** Start PROVIDED DATA **

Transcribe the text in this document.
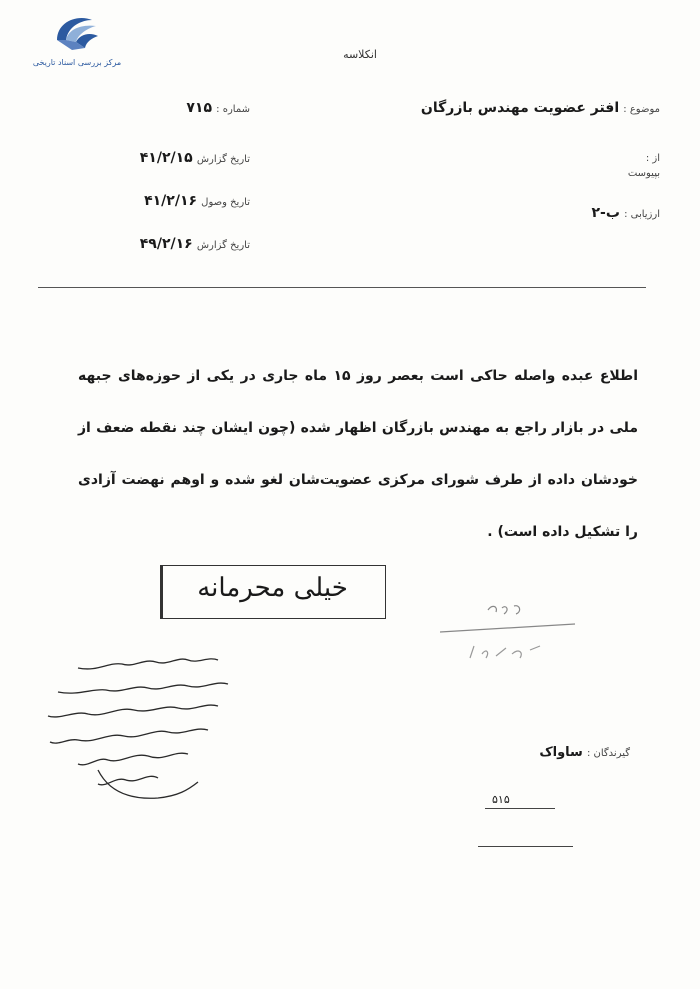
مرکز بررسی اسناد تاریخی
انکلاسه
موضوع : افتر عضویت مهندس بازرگان
شماره : ۷۱۵
از :
بپیوست
تاریخ گزارش ۴۱/۲/۱۵
تاریخ وصول ۴۱/۲/۱۶
تاریخ گزارش ۴۹/۲/۱۶
ارزیابی : ب-۲
اطلاع عبده واصله حاکی است بعصر روز ۱۵ ماه جاری در یکی از حوزه‌های جبهه ملی در بازار راجع به مهندس بازرگان اظهار شده (چون ایشان چند نقطه ضعف از خودشان داده از طرف شورای مرکزی عضویت‌شان لغو شده و اوهم نهضت آزادی را تشکیل داده است) .
خیلی محرمانه
گیرندگان : ساواک
۵۱۵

** End PROVIDED DATA **

# EXERCISE
Omit every picture, then repeat the remaining data exactly as it appears above.

# RESPONSE BELOW
Transcribe the text in this document.
مرکز بررسی اسناد تاریخی
انکلاسه
موضوع : افتر عضویت مهندس بازرگان
شماره : ۷۱۵
از :
بپیوست
تاریخ گزارش ۴۱/۲/۱۵
تاریخ وصول ۴۱/۲/۱۶
تاریخ گزارش ۴۹/۲/۱۶
ارزیابی : ب-۲
اطلاع عبده واصله حاکی است بعصر روز ۱۵ ماه جاری در یکی از حوزه‌های جبهه ملی در بازار راجع به مهندس بازرگان اظهار شده (چون ایشان چند نقطه ضعف از خودشان داده از طرف شورای مرکزی عضویت‌شان لغو شده و اوهم نهضت آزادی را تشکیل داده است) .
خیلی محرمانه
گیرندگان : ساواک
۵۱۵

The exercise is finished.